— Begin MATERIAL FOR THE TASK —
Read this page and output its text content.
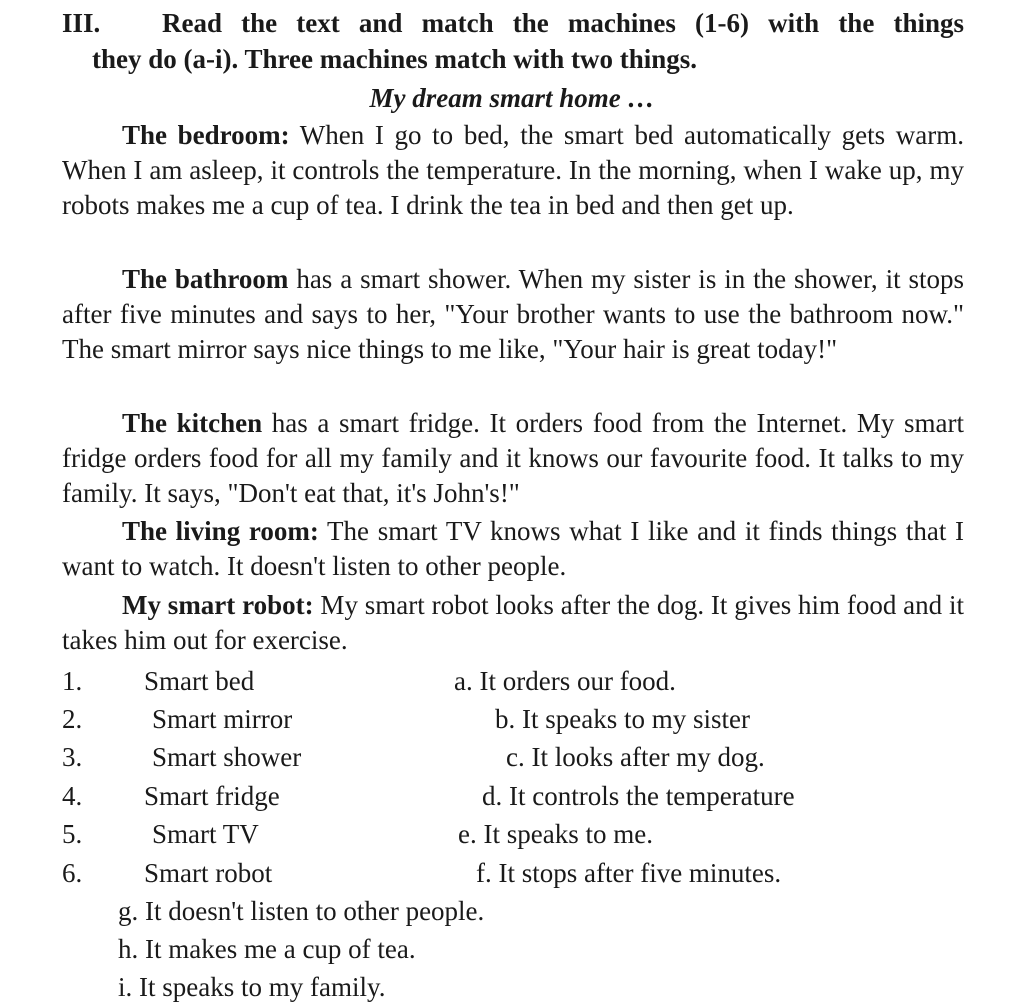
III.	Read the text and match the machines (1-6) with the things
they do (a-i). Three machines match with two things.
My dream smart home …
The bedroom: When I go to bed, the smart bed automatically gets warm. When I am asleep, it controls the temperature. In the morning, when I wake up, my robots makes me a cup of tea. I drink the tea in bed and then get up.
The bathroom has a smart shower. When my sister is in the shower, it stops after five minutes and says to her, "Your brother wants to use the bathroom now." The smart mirror says nice things to me like, "Your hair is great today!"
The kitchen has a smart fridge. It orders food from the Internet. My smart fridge orders food for all my family and it knows our favourite food. It talks to my family. It says, "Don't eat that, it's John's!"
The living room: The smart TV knows what I like and it finds things that I want to watch. It doesn't listen to other people.
My smart robot: My smart robot looks after the dog. It gives him food and it takes him out for exercise.
1. Smart bed	a. It orders our food.
2.	Smart mirror	b. It speaks to my sister
3.	Smart shower	c. It looks after my dog.
4. Smart fridge	d. It controls the temperature
5.	Smart TV	e. It speaks to me.
6. Smart robot	f. It stops after five minutes.
g. It doesn't listen to other people.
h. It makes me a cup of tea.
i. It speaks to my family.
— End MATERIAL FOR THE TASK —
Every record above should be written out again without change, except that the pictures are left out.

Read this page and output its text content.
III.	Read the text and match the machines (1-6) with the things
they do (a-i). Three machines match with two things.
My dream smart home …
The bedroom: When I go to bed, the smart bed automatically gets warm. When I am asleep, it controls the temperature. In the morning, when I wake up, my robots makes me a cup of tea. I drink the tea in bed and then get up.
The bathroom has a smart shower. When my sister is in the shower, it stops after five minutes and says to her, "Your brother wants to use the bathroom now." The smart mirror says nice things to me like, "Your hair is great today!"
The kitchen has a smart fridge. It orders food from the Internet. My smart fridge orders food for all my family and it knows our favourite food. It talks to my family. It says, "Don't eat that, it's John's!"
The living room: The smart TV knows what I like and it finds things that I want to watch. It doesn't listen to other people.
My smart robot: My smart robot looks after the dog. It gives him food and it takes him out for exercise.
1. Smart bed	a. It orders our food.
2.	Smart mirror	b. It speaks to my sister
3.	Smart shower	c. It looks after my dog.
4. Smart fridge	d. It controls the temperature
5.	Smart TV	e. It speaks to me.
6. Smart robot	f. It stops after five minutes.
g. It doesn't listen to other people.
h. It makes me a cup of tea.
i. It speaks to my family.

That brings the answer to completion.